■ Your task
What lines of the data include the string "efficient"? Copy them all.

■ Supplied data
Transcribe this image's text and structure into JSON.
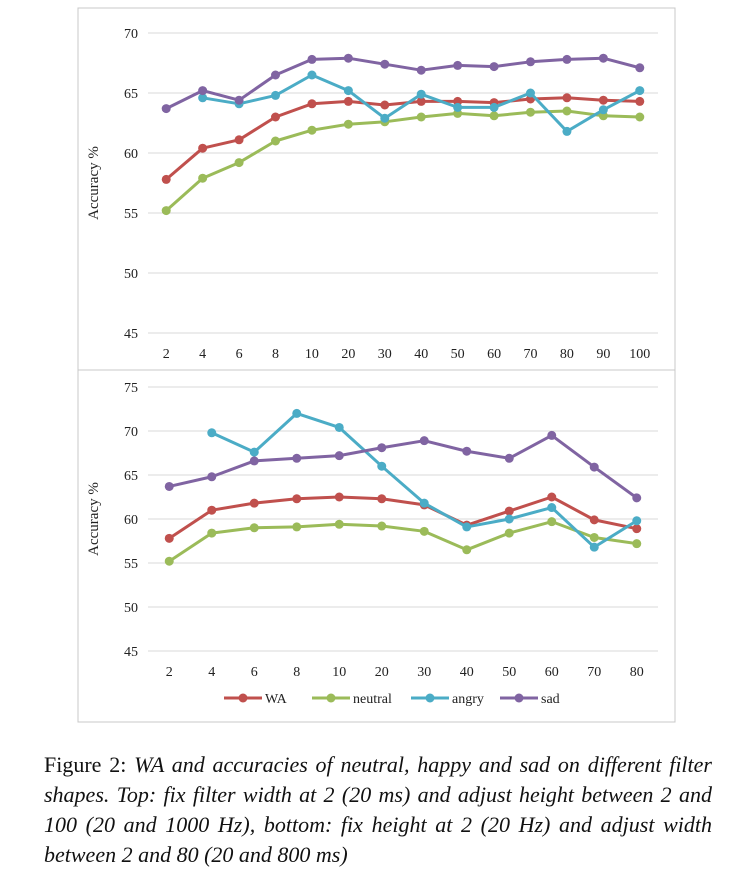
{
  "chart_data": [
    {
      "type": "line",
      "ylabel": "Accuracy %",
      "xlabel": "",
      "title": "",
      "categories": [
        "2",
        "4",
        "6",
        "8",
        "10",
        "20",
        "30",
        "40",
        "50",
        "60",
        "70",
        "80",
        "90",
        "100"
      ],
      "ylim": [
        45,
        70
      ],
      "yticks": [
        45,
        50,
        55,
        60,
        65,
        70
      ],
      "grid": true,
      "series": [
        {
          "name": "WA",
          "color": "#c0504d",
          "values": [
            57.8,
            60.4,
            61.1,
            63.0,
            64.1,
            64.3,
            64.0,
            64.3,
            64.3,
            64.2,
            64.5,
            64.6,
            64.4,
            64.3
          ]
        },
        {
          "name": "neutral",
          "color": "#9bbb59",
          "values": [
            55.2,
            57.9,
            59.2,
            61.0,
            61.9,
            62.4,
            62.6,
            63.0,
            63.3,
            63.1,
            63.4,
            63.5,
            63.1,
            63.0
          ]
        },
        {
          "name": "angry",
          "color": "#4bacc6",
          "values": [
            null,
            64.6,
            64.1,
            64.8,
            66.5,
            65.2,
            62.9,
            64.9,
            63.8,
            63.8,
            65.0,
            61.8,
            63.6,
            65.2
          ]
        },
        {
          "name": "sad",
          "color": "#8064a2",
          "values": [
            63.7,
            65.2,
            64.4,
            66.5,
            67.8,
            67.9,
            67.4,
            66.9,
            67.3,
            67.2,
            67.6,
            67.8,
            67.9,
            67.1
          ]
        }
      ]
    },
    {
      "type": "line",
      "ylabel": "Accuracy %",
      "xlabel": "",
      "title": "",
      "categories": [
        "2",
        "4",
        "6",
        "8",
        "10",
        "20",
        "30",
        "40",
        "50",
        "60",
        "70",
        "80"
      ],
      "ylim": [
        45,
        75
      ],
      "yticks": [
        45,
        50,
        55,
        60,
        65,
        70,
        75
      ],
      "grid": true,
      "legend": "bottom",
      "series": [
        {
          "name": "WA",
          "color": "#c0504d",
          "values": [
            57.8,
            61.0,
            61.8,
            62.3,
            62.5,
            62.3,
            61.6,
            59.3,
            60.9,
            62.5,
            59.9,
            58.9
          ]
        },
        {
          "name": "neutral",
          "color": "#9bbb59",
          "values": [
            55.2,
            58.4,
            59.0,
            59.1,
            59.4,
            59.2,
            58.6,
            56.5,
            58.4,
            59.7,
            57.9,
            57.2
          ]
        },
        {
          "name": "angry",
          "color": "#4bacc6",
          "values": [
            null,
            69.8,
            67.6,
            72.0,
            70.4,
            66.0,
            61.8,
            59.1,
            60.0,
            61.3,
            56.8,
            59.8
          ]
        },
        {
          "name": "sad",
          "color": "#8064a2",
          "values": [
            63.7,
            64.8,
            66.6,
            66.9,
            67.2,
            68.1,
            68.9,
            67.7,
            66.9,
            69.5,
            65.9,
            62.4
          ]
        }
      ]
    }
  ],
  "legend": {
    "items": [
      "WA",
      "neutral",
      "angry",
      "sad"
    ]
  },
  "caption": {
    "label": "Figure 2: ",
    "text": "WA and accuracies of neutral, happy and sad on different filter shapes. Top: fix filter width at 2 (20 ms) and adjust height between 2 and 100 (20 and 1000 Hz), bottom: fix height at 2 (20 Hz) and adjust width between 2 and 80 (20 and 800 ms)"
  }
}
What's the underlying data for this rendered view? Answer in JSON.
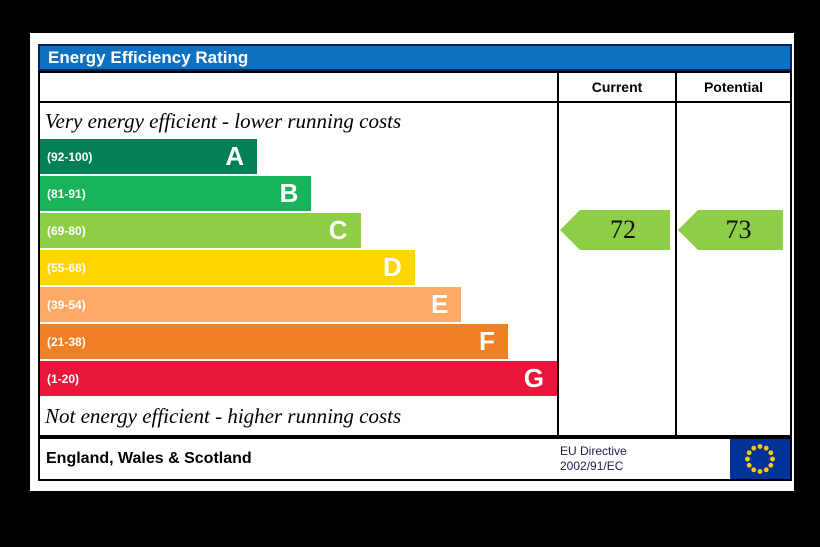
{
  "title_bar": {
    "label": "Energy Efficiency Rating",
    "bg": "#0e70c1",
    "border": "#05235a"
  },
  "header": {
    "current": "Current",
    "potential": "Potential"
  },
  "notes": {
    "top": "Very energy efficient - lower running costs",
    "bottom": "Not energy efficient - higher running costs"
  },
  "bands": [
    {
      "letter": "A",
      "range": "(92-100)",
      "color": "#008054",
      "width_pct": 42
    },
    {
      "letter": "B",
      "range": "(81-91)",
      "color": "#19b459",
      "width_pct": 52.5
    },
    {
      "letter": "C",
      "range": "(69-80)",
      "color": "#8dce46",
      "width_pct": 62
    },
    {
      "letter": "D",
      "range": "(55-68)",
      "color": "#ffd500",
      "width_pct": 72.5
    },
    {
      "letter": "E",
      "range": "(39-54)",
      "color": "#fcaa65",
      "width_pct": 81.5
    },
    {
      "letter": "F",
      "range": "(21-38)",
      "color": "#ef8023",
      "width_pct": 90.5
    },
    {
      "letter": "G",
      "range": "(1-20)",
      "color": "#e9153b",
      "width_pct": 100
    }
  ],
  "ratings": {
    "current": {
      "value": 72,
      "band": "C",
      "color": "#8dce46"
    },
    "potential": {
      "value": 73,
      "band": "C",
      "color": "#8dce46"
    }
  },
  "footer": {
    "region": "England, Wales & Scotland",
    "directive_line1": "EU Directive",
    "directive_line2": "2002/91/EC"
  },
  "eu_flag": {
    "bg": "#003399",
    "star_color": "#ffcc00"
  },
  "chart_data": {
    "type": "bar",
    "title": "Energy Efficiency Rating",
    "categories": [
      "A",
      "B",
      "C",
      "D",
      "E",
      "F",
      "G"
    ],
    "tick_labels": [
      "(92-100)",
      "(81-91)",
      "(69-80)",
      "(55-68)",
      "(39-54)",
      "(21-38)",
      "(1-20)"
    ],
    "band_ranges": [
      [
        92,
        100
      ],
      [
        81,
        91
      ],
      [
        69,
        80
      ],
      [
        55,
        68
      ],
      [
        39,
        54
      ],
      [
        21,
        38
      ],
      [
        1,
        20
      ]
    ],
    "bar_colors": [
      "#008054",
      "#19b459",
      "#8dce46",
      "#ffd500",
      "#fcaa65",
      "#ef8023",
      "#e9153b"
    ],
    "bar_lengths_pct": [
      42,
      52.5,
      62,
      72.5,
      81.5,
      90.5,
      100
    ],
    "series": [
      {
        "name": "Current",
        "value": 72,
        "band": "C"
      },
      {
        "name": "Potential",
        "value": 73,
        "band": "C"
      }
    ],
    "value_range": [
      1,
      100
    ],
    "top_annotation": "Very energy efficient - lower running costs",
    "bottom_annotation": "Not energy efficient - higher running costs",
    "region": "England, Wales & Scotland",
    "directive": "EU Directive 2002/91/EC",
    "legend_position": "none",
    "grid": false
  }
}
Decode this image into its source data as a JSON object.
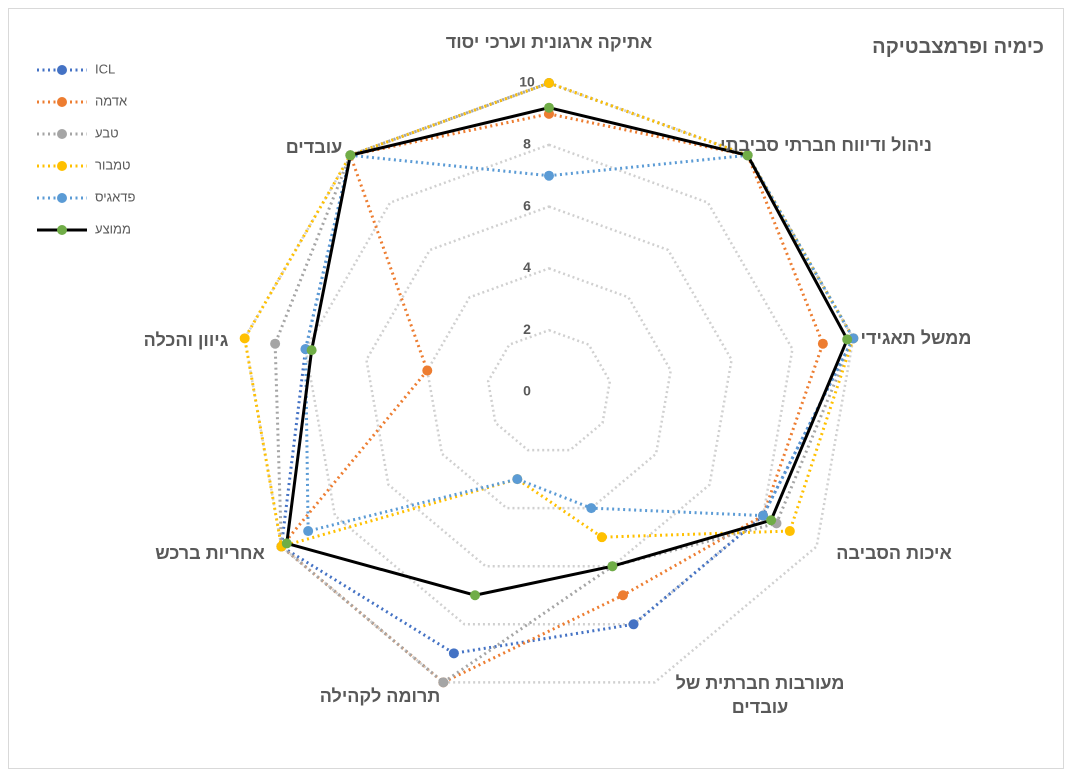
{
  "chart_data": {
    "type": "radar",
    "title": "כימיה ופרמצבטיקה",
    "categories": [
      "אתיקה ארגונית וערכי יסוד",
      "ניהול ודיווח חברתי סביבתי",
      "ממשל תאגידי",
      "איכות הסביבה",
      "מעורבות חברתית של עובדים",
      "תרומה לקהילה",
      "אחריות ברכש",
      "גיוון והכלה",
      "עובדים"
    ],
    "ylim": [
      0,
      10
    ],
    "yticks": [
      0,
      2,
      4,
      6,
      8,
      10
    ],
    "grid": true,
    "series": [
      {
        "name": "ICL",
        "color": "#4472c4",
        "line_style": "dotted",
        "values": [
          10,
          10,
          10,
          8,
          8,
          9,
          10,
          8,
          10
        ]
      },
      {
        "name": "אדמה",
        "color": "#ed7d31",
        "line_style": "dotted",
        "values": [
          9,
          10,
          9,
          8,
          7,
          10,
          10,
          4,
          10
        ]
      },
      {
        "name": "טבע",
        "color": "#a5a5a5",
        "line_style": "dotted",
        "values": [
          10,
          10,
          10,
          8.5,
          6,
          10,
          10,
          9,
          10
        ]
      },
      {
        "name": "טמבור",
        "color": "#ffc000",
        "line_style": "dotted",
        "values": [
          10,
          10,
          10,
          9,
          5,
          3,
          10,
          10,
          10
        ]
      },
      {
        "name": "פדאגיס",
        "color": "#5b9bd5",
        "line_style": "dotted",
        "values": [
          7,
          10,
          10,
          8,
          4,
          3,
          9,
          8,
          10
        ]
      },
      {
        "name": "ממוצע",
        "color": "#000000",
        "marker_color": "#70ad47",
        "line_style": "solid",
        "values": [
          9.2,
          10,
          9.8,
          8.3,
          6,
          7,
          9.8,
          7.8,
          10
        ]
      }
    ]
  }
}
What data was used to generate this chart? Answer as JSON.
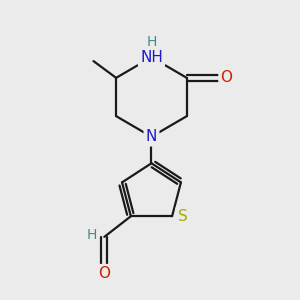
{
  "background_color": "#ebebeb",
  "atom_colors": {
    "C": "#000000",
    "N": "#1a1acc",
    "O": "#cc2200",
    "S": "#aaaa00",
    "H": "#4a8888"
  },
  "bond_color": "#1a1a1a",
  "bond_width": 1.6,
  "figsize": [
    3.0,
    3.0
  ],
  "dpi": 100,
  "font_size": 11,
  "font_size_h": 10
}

■ Written answer
    "top": "Very energy efficient - lower running costs",
    "bottom": "Not energy efficient - higher running costs"
    "top_annotation": "Very energy efficient - lower running costs",
    "bottom_annotation": "Not energy efficient - higher running costs",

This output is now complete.